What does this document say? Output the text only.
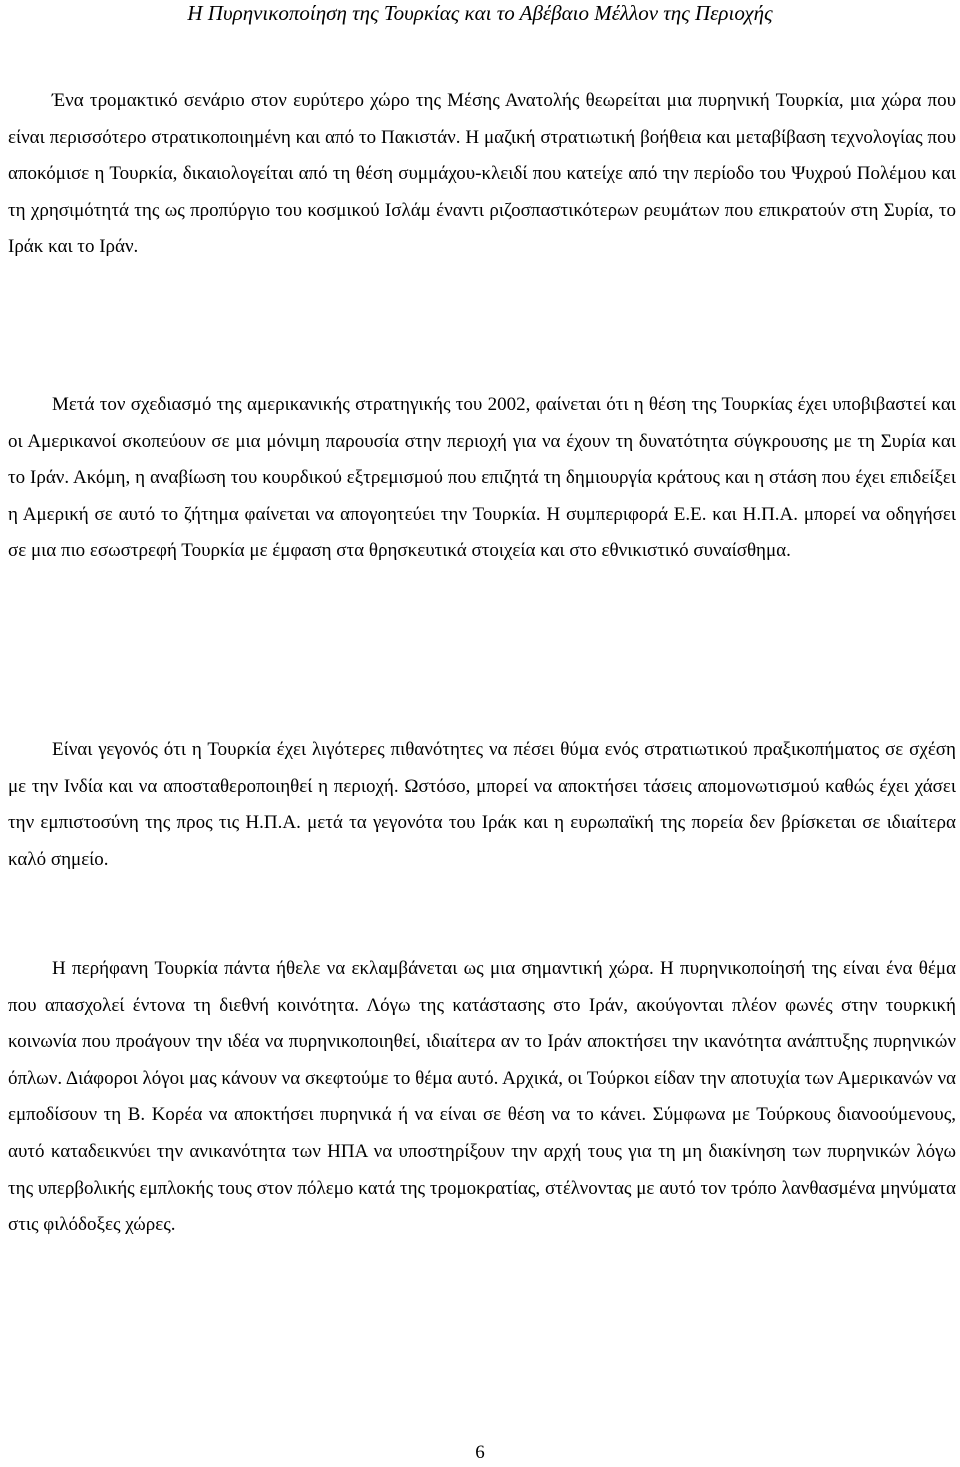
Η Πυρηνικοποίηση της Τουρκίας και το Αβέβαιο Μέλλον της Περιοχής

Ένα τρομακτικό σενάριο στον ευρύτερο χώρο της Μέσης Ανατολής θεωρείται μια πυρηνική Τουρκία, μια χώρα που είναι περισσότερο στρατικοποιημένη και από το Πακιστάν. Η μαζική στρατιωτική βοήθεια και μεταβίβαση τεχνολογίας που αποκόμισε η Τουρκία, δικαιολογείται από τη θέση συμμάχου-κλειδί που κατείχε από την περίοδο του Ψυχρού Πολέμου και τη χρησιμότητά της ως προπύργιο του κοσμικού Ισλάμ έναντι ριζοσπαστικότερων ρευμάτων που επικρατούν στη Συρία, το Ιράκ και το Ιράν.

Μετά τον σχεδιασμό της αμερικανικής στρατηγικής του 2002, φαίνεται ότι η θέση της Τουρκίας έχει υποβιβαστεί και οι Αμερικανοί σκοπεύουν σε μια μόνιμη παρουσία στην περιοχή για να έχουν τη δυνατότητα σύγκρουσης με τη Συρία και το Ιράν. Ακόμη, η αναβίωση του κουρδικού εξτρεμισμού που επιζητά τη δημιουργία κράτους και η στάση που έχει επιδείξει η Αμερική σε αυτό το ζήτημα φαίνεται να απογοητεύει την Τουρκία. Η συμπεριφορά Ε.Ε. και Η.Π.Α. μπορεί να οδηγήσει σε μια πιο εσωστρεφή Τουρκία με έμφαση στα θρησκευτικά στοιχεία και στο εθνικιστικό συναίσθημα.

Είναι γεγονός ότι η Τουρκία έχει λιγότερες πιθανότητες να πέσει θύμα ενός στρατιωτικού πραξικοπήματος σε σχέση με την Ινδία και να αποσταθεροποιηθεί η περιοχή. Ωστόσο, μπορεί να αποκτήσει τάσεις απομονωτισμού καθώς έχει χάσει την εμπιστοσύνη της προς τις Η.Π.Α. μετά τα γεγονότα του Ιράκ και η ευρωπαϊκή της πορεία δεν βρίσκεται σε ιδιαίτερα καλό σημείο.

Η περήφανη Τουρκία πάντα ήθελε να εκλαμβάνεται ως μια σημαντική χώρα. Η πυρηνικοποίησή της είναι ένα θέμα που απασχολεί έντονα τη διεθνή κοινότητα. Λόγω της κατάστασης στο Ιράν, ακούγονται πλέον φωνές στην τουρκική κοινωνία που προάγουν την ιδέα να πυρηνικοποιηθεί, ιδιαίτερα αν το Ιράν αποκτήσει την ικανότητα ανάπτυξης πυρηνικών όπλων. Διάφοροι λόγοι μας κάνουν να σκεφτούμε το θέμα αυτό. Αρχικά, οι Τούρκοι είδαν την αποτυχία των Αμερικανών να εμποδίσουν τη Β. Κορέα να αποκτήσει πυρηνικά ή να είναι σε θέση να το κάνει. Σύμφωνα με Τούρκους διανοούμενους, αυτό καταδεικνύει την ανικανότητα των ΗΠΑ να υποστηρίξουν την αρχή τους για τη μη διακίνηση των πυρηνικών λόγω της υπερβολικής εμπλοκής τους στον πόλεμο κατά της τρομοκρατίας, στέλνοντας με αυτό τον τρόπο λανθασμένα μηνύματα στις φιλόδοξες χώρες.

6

━━━━

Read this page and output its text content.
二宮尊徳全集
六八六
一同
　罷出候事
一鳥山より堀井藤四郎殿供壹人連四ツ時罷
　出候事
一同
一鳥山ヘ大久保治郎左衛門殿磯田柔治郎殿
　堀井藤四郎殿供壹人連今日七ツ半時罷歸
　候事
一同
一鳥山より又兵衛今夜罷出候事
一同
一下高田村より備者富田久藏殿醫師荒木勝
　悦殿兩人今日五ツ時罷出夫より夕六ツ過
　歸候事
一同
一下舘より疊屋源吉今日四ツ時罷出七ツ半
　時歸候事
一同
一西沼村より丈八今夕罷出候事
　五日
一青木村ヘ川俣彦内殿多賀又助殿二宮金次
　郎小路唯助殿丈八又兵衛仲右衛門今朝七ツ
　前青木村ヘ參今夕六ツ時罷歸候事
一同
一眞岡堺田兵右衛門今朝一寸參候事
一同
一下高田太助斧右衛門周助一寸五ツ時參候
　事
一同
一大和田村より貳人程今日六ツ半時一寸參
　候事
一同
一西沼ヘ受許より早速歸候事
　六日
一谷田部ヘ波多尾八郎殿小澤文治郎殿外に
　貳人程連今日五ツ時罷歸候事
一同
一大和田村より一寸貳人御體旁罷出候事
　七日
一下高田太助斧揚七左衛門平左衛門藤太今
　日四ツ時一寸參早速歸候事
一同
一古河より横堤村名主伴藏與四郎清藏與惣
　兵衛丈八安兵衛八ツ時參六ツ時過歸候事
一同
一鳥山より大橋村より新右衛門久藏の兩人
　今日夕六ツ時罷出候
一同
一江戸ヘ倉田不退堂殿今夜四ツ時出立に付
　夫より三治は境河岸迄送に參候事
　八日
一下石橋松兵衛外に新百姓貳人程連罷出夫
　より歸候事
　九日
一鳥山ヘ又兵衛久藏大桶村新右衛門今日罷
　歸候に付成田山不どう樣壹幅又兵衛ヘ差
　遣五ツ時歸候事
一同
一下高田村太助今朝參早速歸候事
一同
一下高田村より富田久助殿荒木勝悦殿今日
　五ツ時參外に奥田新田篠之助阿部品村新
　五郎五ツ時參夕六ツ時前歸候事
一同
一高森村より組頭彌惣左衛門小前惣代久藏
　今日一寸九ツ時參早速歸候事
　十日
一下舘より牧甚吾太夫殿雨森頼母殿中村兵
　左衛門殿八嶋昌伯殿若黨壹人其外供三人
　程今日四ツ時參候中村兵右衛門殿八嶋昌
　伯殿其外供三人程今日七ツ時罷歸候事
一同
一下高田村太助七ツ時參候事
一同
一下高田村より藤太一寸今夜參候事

━━━━

Filter the entries above down to the lines containing the word "this".

What does this document say? Output the text only.
Read this page and output its text content.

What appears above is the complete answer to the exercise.